● Input rows:

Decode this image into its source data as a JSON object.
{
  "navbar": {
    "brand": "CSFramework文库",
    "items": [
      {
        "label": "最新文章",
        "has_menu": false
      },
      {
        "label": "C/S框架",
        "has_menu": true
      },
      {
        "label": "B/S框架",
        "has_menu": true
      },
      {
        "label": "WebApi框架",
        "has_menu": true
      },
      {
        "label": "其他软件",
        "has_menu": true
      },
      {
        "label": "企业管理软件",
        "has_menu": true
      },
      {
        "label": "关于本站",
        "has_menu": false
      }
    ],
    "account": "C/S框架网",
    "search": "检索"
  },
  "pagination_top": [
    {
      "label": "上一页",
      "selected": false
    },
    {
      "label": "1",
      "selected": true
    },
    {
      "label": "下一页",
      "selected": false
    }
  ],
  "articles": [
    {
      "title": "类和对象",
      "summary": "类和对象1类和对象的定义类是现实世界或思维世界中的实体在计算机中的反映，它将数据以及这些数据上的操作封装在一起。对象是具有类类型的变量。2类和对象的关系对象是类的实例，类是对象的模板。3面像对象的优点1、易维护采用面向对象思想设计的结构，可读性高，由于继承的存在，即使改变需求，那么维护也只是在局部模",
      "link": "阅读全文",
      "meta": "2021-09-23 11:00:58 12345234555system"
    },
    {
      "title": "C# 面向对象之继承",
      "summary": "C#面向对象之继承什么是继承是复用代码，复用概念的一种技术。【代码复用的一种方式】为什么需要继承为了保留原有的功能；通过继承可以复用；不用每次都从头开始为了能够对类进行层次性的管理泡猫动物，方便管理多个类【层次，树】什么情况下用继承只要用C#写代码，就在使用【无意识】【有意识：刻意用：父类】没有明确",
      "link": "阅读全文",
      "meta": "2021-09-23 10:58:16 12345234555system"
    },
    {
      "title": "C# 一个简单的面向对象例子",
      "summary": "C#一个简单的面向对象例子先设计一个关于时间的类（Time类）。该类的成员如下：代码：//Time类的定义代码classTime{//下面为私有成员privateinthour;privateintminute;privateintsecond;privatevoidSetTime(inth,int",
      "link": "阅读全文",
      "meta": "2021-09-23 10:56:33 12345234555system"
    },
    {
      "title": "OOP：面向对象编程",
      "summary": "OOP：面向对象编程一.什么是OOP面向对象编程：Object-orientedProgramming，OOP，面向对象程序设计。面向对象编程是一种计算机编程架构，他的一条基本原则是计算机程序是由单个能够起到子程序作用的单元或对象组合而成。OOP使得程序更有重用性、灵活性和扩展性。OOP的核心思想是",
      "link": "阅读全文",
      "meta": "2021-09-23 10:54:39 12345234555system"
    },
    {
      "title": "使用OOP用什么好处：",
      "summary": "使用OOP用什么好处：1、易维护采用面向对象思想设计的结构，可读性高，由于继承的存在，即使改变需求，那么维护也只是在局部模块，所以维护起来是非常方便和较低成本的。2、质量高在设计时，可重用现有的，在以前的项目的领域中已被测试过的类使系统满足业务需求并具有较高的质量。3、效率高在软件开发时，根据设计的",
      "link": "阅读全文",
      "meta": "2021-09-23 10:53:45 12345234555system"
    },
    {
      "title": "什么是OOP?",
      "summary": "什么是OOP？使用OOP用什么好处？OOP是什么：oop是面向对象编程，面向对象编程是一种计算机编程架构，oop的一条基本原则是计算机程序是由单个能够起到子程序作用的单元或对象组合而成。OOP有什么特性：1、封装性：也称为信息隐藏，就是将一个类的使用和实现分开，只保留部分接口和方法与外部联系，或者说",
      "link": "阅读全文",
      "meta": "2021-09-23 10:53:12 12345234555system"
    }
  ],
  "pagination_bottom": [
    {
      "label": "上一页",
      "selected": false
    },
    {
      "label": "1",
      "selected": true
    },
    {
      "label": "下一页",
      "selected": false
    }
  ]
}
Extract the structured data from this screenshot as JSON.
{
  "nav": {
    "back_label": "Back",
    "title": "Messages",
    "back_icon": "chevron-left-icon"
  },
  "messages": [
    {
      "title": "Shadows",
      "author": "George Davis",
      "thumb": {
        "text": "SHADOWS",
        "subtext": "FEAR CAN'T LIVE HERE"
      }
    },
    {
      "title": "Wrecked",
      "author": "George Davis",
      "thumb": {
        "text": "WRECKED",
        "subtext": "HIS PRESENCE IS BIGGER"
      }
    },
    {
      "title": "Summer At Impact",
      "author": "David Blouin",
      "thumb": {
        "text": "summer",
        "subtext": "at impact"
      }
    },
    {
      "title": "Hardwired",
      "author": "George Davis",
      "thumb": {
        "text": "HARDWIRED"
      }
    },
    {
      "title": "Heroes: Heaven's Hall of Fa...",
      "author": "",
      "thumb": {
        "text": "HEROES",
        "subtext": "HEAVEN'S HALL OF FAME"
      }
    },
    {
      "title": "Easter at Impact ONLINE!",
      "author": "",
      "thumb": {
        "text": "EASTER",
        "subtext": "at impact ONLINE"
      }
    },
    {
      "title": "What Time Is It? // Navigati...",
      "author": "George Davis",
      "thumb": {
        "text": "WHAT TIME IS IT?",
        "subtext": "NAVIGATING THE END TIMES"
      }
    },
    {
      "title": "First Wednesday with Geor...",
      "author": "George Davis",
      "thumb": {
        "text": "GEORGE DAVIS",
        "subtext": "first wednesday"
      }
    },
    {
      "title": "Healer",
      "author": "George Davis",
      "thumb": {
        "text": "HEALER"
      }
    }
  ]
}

● Problem details: From the entries, report each line that includes the word "meta".

● Exercise result:
      "meta": "2021-09-23 11:00:58 12345234555system"
      "meta": "2021-09-23 10:58:16 12345234555system"
      "meta": "2021-09-23 10:56:33 12345234555system"
      "meta": "2021-09-23 10:54:39 12345234555system"
      "meta": "2021-09-23 10:53:45 12345234555system"
      "meta": "2021-09-23 10:53:12 12345234555system"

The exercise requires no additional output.